Work instructions:
List all lines of the data containing the word "จารณาอน".

Records shown:
○ ○ ○

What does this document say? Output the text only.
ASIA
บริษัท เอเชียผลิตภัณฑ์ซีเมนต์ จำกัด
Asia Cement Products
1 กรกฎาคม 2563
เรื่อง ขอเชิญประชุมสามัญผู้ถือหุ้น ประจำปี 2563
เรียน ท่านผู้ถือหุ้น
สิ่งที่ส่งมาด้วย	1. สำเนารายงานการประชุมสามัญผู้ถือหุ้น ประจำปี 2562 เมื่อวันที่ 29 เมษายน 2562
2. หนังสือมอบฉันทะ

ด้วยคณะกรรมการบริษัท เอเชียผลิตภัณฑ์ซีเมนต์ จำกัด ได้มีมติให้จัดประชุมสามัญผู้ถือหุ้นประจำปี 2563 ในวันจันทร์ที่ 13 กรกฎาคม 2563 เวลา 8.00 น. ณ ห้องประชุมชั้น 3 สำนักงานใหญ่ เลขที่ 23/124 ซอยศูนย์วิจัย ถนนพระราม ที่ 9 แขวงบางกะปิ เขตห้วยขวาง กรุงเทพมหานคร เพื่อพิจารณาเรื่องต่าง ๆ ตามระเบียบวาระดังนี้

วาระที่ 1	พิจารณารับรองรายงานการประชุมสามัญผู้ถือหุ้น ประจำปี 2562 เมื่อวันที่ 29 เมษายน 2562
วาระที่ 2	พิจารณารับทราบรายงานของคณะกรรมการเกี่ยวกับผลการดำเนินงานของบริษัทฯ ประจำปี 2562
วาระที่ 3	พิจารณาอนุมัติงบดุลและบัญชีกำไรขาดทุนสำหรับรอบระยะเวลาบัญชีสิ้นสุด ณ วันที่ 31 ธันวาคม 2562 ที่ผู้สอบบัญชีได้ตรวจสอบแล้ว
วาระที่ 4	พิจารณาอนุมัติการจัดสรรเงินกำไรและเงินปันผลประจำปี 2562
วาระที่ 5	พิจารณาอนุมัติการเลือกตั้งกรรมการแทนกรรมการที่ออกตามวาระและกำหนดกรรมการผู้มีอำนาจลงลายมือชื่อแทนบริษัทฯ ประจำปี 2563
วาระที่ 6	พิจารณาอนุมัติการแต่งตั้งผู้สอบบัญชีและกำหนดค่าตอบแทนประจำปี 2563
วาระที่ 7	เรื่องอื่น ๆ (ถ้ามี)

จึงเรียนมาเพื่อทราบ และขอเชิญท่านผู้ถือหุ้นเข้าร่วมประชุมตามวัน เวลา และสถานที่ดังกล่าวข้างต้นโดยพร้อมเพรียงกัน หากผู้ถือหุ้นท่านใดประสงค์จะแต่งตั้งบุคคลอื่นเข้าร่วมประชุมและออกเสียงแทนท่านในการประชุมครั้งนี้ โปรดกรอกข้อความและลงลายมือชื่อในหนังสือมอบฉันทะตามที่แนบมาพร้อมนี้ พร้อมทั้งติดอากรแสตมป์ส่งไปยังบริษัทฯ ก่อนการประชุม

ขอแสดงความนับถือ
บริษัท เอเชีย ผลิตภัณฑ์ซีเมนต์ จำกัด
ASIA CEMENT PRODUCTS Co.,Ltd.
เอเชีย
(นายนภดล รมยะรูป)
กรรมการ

○ ○ ○

Task solution:
วาระที่ 3	พิจารณาอนุมัติงบดุลและบัญชีกำไรขาดทุนสำหรับรอบระยะเวลาบัญชีสิ้นสุด ณ วันที่ 31 ธันวาคม 2562 ที่ผู้สอบบัญชีได้ตรวจสอบแล้ว
วาระที่ 4	พิจารณาอนุมัติการจัดสรรเงินกำไรและเงินปันผลประจำปี 2562
วาระที่ 5	พิจารณาอนุมัติการเลือกตั้งกรรมการแทนกรรมการที่ออกตามวาระและกำหนดกรรมการผู้มีอำนาจลงลายมือชื่อแทนบริษัทฯ ประจำปี 2563
วาระที่ 6	พิจารณาอนุมัติการแต่งตั้งผู้สอบบัญชีและกำหนดค่าตอบแทนประจำปี 2563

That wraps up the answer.